----- RECORDS SHOWN -----
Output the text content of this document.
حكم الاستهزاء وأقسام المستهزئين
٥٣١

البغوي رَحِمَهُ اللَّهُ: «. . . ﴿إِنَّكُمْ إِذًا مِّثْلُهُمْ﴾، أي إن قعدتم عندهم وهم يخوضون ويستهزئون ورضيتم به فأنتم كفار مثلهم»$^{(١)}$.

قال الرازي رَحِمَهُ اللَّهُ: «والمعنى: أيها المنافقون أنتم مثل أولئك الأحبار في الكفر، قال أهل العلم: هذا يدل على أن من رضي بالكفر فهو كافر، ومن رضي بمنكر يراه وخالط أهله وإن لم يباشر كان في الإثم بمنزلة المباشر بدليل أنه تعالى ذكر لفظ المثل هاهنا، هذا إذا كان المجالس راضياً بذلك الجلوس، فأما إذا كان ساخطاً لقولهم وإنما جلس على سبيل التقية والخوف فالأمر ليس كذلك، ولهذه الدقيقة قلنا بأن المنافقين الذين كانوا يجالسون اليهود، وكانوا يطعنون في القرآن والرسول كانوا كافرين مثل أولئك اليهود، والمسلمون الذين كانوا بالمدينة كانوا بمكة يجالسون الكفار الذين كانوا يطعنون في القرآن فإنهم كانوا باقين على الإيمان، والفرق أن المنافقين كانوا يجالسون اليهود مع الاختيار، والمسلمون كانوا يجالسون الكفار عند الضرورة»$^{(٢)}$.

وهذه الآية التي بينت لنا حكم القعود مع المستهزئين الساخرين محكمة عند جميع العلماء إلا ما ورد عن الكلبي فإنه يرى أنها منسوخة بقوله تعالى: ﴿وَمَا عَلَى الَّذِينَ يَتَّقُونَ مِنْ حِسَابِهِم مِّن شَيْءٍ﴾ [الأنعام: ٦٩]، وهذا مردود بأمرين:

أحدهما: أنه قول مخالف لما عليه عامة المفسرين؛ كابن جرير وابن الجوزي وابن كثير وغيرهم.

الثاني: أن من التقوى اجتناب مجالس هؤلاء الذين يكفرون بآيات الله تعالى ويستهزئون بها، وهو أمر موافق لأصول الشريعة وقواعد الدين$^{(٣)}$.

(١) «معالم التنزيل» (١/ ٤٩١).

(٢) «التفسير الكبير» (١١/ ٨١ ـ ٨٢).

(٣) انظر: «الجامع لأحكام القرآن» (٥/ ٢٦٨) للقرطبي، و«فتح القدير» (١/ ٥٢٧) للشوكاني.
-----
### TASK DIRECTIONS
Scan the entries above. Copy each line that has the string "القرآن".

### ANSWER FOR THIS EXERCISE
قال الرازي رَحِمَهُ اللَّهُ: «والمعنى: أيها المنافقون أنتم مثل أولئك الأحبار في الكفر، قال أهل العلم: هذا يدل على أن من رضي بالكفر فهو كافر، ومن رضي بمنكر يراه وخالط أهله وإن لم يباشر كان في الإثم بمنزلة المباشر بدليل أنه تعالى ذكر لفظ المثل هاهنا، هذا إذا كان المجالس راضياً بذلك الجلوس، فأما إذا كان ساخطاً لقولهم وإنما جلس على سبيل التقية والخوف فالأمر ليس كذلك، ولهذه الدقيقة قلنا بأن المنافقين الذين كانوا يجالسون اليهود، وكانوا يطعنون في القرآن والرسول كانوا كافرين مثل أولئك اليهود، والمسلمون الذين كانوا بالمدينة كانوا بمكة يجالسون الكفار الذين كانوا يطعنون في القرآن فإنهم كانوا باقين على الإيمان، والفرق أن المنافقين كانوا يجالسون اليهود مع الاختيار، والمسلمون كانوا يجالسون الكفار عند الضرورة»$^{(٢)}$.
(٣) انظر: «الجامع لأحكام القرآن» (٥/ ٢٦٨) للقرطبي، و«فتح القدير» (١/ ٥٢٧) للشوكاني.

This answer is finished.